▶ _Written problem_
Every record that follows should be printed verbatim.
════════
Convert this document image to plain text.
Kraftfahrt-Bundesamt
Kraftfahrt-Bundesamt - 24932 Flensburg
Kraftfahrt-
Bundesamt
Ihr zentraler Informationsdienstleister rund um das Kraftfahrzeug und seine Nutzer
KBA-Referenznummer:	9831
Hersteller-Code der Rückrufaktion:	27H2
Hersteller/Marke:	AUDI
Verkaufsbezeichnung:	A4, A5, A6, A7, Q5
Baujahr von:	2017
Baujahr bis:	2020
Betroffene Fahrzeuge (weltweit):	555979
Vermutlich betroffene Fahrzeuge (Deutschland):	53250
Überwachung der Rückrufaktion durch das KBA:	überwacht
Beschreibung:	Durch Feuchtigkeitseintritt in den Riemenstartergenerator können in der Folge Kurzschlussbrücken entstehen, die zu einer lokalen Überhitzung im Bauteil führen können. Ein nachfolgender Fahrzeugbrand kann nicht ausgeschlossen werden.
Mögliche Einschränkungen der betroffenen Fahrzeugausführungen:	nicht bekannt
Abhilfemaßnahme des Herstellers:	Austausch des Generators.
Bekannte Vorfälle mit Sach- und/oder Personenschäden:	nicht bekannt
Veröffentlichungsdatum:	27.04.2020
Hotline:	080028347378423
════════
▶ _Solved problem_
Convert this document image to plain text.
Kraftfahrt-Bundesamt
Kraftfahrt-Bundesamt - 24932 Flensburg
Kraftfahrt-
Bundesamt
Ihr zentraler Informationsdienstleister rund um das Kraftfahrzeug und seine Nutzer
KBA-Referenznummer:	9831
Hersteller-Code der Rückrufaktion:	27H2
Hersteller/Marke:	AUDI
Verkaufsbezeichnung:	A4, A5, A6, A7, Q5
Baujahr von:	2017
Baujahr bis:	2020
Betroffene Fahrzeuge (weltweit):	555979
Vermutlich betroffene Fahrzeuge (Deutschland):	53250
Überwachung der Rückrufaktion durch das KBA:	überwacht
Beschreibung:	Durch Feuchtigkeitseintritt in den Riemenstartergenerator können in der Folge Kurzschlussbrücken entstehen, die zu einer lokalen Überhitzung im Bauteil führen können. Ein nachfolgender Fahrzeugbrand kann nicht ausgeschlossen werden.
Mögliche Einschränkungen der betroffenen Fahrzeugausführungen:	nicht bekannt
Abhilfemaßnahme des Herstellers:	Austausch des Generators.
Bekannte Vorfälle mit Sach- und/oder Personenschäden:	nicht bekannt
Veröffentlichungsdatum:	27.04.2020
Hotline:	080028347378423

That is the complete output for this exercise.